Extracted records
· · · ·
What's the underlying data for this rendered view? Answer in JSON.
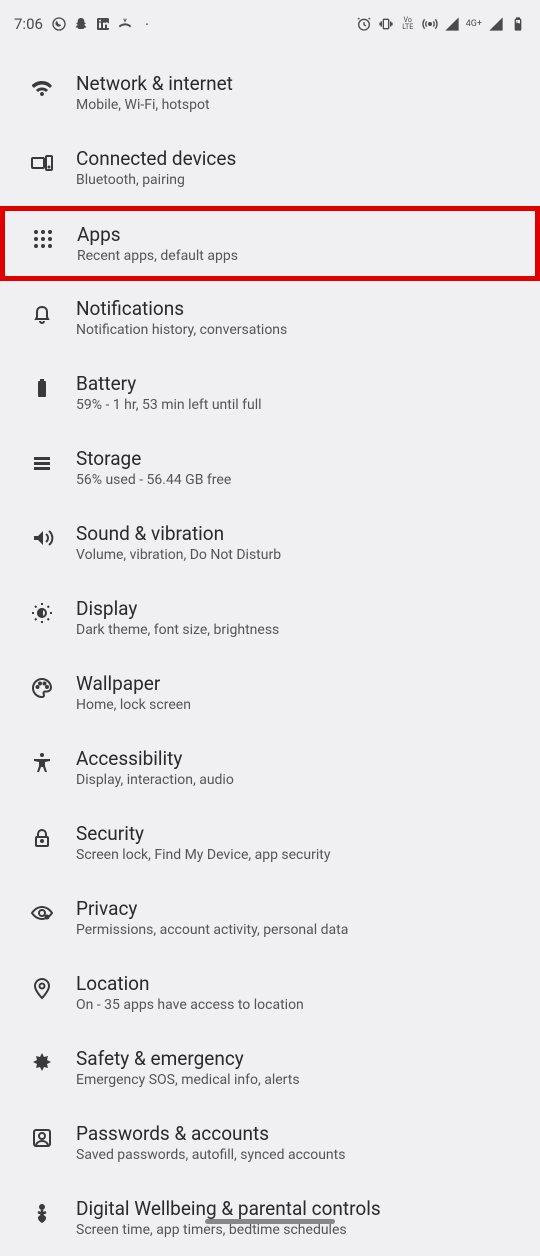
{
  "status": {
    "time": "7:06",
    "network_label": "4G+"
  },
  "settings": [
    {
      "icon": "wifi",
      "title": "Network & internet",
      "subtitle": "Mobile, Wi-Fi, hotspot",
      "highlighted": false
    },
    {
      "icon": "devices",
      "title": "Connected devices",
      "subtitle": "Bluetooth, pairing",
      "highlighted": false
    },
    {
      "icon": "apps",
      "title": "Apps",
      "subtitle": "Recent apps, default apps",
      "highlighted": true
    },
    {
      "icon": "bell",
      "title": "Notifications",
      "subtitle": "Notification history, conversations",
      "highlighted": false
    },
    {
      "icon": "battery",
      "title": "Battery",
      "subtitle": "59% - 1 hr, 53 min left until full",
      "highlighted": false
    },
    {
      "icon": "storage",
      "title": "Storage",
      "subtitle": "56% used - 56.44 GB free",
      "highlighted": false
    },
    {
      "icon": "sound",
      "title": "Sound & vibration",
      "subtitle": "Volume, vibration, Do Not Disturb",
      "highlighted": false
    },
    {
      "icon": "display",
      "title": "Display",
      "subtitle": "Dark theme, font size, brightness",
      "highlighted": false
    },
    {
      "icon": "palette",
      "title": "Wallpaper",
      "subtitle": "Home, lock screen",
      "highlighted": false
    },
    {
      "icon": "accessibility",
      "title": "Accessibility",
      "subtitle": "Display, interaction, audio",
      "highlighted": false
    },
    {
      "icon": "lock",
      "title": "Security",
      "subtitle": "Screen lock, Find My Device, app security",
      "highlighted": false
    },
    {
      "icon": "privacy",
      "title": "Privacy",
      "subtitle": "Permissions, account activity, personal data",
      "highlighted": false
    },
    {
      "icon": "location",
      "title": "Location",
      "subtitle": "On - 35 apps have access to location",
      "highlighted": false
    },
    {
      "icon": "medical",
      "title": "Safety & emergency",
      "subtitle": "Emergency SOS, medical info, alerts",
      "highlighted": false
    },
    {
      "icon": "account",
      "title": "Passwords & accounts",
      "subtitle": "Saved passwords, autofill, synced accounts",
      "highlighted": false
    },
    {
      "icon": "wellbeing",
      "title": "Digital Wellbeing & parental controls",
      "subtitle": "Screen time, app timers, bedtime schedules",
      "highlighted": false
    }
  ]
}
· · · ·
* _YOUR TASK_
Reproduce all of the data exactly, omitting each picture it holds.

* _FULL SOLUTION_
What's the underlying data for this rendered view? Answer in JSON.
{
  "status": {
    "time": "7:06",
    "network_label": "4G+"
  },
  "settings": [
    {
      "icon": "wifi",
      "title": "Network & internet",
      "subtitle": "Mobile, Wi-Fi, hotspot",
      "highlighted": false
    },
    {
      "icon": "devices",
      "title": "Connected devices",
      "subtitle": "Bluetooth, pairing",
      "highlighted": false
    },
    {
      "icon": "apps",
      "title": "Apps",
      "subtitle": "Recent apps, default apps",
      "highlighted": true
    },
    {
      "icon": "bell",
      "title": "Notifications",
      "subtitle": "Notification history, conversations",
      "highlighted": false
    },
    {
      "icon": "battery",
      "title": "Battery",
      "subtitle": "59% - 1 hr, 53 min left until full",
      "highlighted": false
    },
    {
      "icon": "storage",
      "title": "Storage",
      "subtitle": "56% used - 56.44 GB free",
      "highlighted": false
    },
    {
      "icon": "sound",
      "title": "Sound & vibration",
      "subtitle": "Volume, vibration, Do Not Disturb",
      "highlighted": false
    },
    {
      "icon": "display",
      "title": "Display",
      "subtitle": "Dark theme, font size, brightness",
      "highlighted": false
    },
    {
      "icon": "palette",
      "title": "Wallpaper",
      "subtitle": "Home, lock screen",
      "highlighted": false
    },
    {
      "icon": "accessibility",
      "title": "Accessibility",
      "subtitle": "Display, interaction, audio",
      "highlighted": false
    },
    {
      "icon": "lock",
      "title": "Security",
      "subtitle": "Screen lock, Find My Device, app security",
      "highlighted": false
    },
    {
      "icon": "privacy",
      "title": "Privacy",
      "subtitle": "Permissions, account activity, personal data",
      "highlighted": false
    },
    {
      "icon": "location",
      "title": "Location",
      "subtitle": "On - 35 apps have access to location",
      "highlighted": false
    },
    {
      "icon": "medical",
      "title": "Safety & emergency",
      "subtitle": "Emergency SOS, medical info, alerts",
      "highlighted": false
    },
    {
      "icon": "account",
      "title": "Passwords & accounts",
      "subtitle": "Saved passwords, autofill, synced accounts",
      "highlighted": false
    },
    {
      "icon": "wellbeing",
      "title": "Digital Wellbeing & parental controls",
      "subtitle": "Screen time, app timers, bedtime schedules",
      "highlighted": false
    }
  ]
}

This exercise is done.